* **WHAT TO WORK ON**: Return each entry below word for word, leaving out any image.

* **AVAILABLE DATA**:
==*==

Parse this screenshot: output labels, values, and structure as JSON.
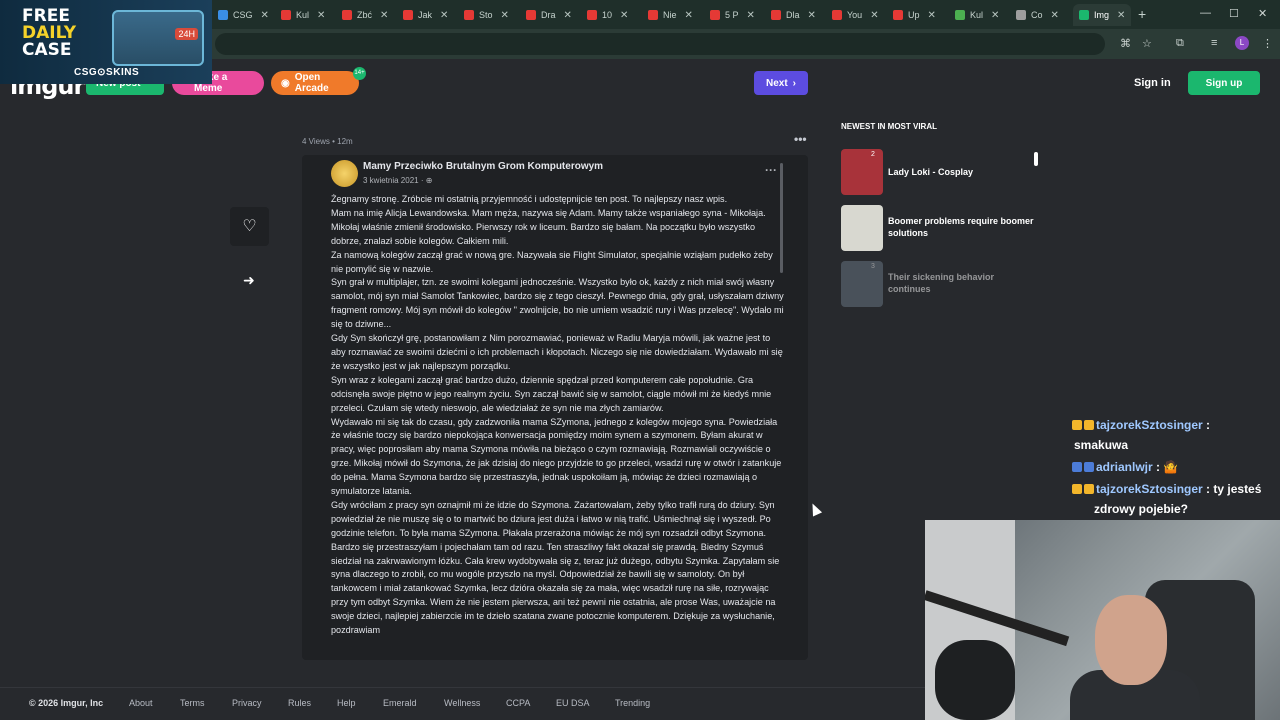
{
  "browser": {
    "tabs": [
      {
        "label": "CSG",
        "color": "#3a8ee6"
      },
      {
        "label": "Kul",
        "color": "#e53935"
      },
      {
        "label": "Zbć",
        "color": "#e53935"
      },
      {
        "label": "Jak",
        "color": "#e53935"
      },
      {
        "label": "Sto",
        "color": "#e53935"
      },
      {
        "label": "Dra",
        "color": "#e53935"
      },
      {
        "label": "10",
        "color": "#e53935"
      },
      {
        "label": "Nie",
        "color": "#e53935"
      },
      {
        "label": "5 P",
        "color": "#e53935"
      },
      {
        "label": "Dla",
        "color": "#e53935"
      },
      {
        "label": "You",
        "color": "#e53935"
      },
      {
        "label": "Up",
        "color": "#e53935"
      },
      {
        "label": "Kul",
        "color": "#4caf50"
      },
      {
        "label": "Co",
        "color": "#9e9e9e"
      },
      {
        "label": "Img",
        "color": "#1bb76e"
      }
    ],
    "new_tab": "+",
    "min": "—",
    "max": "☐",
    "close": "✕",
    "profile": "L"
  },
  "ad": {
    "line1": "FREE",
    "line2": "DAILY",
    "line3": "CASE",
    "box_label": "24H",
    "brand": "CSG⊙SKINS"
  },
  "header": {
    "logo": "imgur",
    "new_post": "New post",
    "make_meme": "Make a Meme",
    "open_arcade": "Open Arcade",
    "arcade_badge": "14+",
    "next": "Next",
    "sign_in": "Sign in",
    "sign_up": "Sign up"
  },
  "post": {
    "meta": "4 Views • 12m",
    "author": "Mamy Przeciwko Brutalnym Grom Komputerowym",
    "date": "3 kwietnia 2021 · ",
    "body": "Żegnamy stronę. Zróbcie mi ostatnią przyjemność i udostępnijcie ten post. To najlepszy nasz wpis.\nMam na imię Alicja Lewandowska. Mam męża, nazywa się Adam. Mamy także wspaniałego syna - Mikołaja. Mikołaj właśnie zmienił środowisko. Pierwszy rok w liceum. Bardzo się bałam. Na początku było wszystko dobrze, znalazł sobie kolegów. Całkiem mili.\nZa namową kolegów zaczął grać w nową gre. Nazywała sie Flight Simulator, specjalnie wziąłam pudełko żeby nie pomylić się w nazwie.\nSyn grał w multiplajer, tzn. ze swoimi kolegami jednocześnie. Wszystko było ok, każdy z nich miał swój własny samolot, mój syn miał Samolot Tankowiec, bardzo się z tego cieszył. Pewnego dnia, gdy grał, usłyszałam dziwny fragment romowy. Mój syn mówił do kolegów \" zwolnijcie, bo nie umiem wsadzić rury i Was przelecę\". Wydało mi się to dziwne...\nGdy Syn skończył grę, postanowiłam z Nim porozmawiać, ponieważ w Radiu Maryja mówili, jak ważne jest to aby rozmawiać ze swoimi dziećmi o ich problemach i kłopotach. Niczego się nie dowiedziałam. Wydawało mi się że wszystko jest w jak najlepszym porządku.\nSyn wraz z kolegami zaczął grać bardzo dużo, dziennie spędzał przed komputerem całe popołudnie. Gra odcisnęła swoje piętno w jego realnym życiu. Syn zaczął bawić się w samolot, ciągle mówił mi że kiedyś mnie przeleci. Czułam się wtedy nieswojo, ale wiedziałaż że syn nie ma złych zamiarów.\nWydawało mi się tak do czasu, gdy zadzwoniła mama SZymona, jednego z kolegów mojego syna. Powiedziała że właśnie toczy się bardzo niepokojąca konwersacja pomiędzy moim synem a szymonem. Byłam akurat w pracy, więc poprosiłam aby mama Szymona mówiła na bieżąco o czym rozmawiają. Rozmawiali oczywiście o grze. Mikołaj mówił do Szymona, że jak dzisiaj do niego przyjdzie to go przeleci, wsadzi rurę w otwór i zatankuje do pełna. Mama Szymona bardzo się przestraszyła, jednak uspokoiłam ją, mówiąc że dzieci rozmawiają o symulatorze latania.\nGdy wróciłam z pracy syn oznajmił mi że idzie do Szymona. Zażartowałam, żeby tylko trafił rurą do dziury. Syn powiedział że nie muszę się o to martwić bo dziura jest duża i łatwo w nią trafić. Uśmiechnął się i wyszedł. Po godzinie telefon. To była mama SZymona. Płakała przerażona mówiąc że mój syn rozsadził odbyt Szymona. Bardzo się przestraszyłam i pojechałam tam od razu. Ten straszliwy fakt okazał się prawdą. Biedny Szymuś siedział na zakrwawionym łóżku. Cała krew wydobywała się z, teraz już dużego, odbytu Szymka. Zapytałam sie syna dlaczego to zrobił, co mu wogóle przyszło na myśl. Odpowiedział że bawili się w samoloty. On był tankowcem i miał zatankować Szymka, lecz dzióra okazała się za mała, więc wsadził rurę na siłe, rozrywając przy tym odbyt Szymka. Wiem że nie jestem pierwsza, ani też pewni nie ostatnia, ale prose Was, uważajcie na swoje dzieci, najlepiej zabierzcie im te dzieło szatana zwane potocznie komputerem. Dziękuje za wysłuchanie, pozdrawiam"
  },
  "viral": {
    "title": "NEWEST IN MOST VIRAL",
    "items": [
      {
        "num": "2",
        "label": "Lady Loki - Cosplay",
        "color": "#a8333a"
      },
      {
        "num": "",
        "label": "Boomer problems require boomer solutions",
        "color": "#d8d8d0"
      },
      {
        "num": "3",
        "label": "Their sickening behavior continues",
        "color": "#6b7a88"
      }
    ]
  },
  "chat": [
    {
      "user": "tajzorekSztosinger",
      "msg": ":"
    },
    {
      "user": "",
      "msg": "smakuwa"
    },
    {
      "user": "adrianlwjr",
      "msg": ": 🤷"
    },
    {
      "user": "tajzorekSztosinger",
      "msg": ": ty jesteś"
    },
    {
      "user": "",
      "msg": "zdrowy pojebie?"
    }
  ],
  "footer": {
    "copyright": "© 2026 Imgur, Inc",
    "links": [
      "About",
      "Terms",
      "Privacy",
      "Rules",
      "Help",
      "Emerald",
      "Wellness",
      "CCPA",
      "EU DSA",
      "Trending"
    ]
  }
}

==*==

* **OUTPUT FOR THIS EXERCISE**:
Parse this screenshot: output labels, values, and structure as JSON.
{
  "browser": {
    "tabs": [
      {
        "label": "CSG",
        "color": "#3a8ee6"
      },
      {
        "label": "Kul",
        "color": "#e53935"
      },
      {
        "label": "Zbć",
        "color": "#e53935"
      },
      {
        "label": "Jak",
        "color": "#e53935"
      },
      {
        "label": "Sto",
        "color": "#e53935"
      },
      {
        "label": "Dra",
        "color": "#e53935"
      },
      {
        "label": "10",
        "color": "#e53935"
      },
      {
        "label": "Nie",
        "color": "#e53935"
      },
      {
        "label": "5 P",
        "color": "#e53935"
      },
      {
        "label": "Dla",
        "color": "#e53935"
      },
      {
        "label": "You",
        "color": "#e53935"
      },
      {
        "label": "Up",
        "color": "#e53935"
      },
      {
        "label": "Kul",
        "color": "#4caf50"
      },
      {
        "label": "Co",
        "color": "#9e9e9e"
      },
      {
        "label": "Img",
        "color": "#1bb76e"
      }
    ],
    "new_tab": "+",
    "min": "—",
    "max": "☐",
    "close": "✕",
    "profile": "L"
  },
  "ad": {
    "line1": "FREE",
    "line2": "DAILY",
    "line3": "CASE",
    "box_label": "24H",
    "brand": "CSG⊙SKINS"
  },
  "header": {
    "logo": "imgur",
    "new_post": "New post",
    "make_meme": "Make a Meme",
    "open_arcade": "Open Arcade",
    "arcade_badge": "14+",
    "next": "Next",
    "sign_in": "Sign in",
    "sign_up": "Sign up"
  },
  "post": {
    "meta": "4 Views • 12m",
    "author": "Mamy Przeciwko Brutalnym Grom Komputerowym",
    "date": "3 kwietnia 2021 · ",
    "body": "Żegnamy stronę. Zróbcie mi ostatnią przyjemność i udostępnijcie ten post. To najlepszy nasz wpis.\nMam na imię Alicja Lewandowska. Mam męża, nazywa się Adam. Mamy także wspaniałego syna - Mikołaja. Mikołaj właśnie zmienił środowisko. Pierwszy rok w liceum. Bardzo się bałam. Na początku było wszystko dobrze, znalazł sobie kolegów. Całkiem mili.\nZa namową kolegów zaczął grać w nową gre. Nazywała sie Flight Simulator, specjalnie wziąłam pudełko żeby nie pomylić się w nazwie.\nSyn grał w multiplajer, tzn. ze swoimi kolegami jednocześnie. Wszystko było ok, każdy z nich miał swój własny samolot, mój syn miał Samolot Tankowiec, bardzo się z tego cieszył. Pewnego dnia, gdy grał, usłyszałam dziwny fragment romowy. Mój syn mówił do kolegów \" zwolnijcie, bo nie umiem wsadzić rury i Was przelecę\". Wydało mi się to dziwne...\nGdy Syn skończył grę, postanowiłam z Nim porozmawiać, ponieważ w Radiu Maryja mówili, jak ważne jest to aby rozmawiać ze swoimi dziećmi o ich problemach i kłopotach. Niczego się nie dowiedziałam. Wydawało mi się że wszystko jest w jak najlepszym porządku.\nSyn wraz z kolegami zaczął grać bardzo dużo, dziennie spędzał przed komputerem całe popołudnie. Gra odcisnęła swoje piętno w jego realnym życiu. Syn zaczął bawić się w samolot, ciągle mówił mi że kiedyś mnie przeleci. Czułam się wtedy nieswojo, ale wiedziałaż że syn nie ma złych zamiarów.\nWydawało mi się tak do czasu, gdy zadzwoniła mama SZymona, jednego z kolegów mojego syna. Powiedziała że właśnie toczy się bardzo niepokojąca konwersacja pomiędzy moim synem a szymonem. Byłam akurat w pracy, więc poprosiłam aby mama Szymona mówiła na bieżąco o czym rozmawiają. Rozmawiali oczywiście o grze. Mikołaj mówił do Szymona, że jak dzisiaj do niego przyjdzie to go przeleci, wsadzi rurę w otwór i zatankuje do pełna. Mama Szymona bardzo się przestraszyła, jednak uspokoiłam ją, mówiąc że dzieci rozmawiają o symulatorze latania.\nGdy wróciłam z pracy syn oznajmił mi że idzie do Szymona. Zażartowałam, żeby tylko trafił rurą do dziury. Syn powiedział że nie muszę się o to martwić bo dziura jest duża i łatwo w nią trafić. Uśmiechnął się i wyszedł. Po godzinie telefon. To była mama SZymona. Płakała przerażona mówiąc że mój syn rozsadził odbyt Szymona. Bardzo się przestraszyłam i pojechałam tam od razu. Ten straszliwy fakt okazał się prawdą. Biedny Szymuś siedział na zakrwawionym łóżku. Cała krew wydobywała się z, teraz już dużego, odbytu Szymka. Zapytałam sie syna dlaczego to zrobił, co mu wogóle przyszło na myśl. Odpowiedział że bawili się w samoloty. On był tankowcem i miał zatankować Szymka, lecz dzióra okazała się za mała, więc wsadził rurę na siłe, rozrywając przy tym odbyt Szymka. Wiem że nie jestem pierwsza, ani też pewni nie ostatnia, ale prose Was, uważajcie na swoje dzieci, najlepiej zabierzcie im te dzieło szatana zwane potocznie komputerem. Dziękuje za wysłuchanie, pozdrawiam"
  },
  "viral": {
    "title": "NEWEST IN MOST VIRAL",
    "items": [
      {
        "num": "2",
        "label": "Lady Loki - Cosplay",
        "color": "#a8333a"
      },
      {
        "num": "",
        "label": "Boomer problems require boomer solutions",
        "color": "#d8d8d0"
      },
      {
        "num": "3",
        "label": "Their sickening behavior continues",
        "color": "#6b7a88"
      }
    ]
  },
  "chat": [
    {
      "user": "tajzorekSztosinger",
      "msg": ":"
    },
    {
      "user": "",
      "msg": "smakuwa"
    },
    {
      "user": "adrianlwjr",
      "msg": ": 🤷"
    },
    {
      "user": "tajzorekSztosinger",
      "msg": ": ty jesteś"
    },
    {
      "user": "",
      "msg": "zdrowy pojebie?"
    }
  ],
  "footer": {
    "copyright": "© 2026 Imgur, Inc",
    "links": [
      "About",
      "Terms",
      "Privacy",
      "Rules",
      "Help",
      "Emerald",
      "Wellness",
      "CCPA",
      "EU DSA",
      "Trending"
    ]
  }
}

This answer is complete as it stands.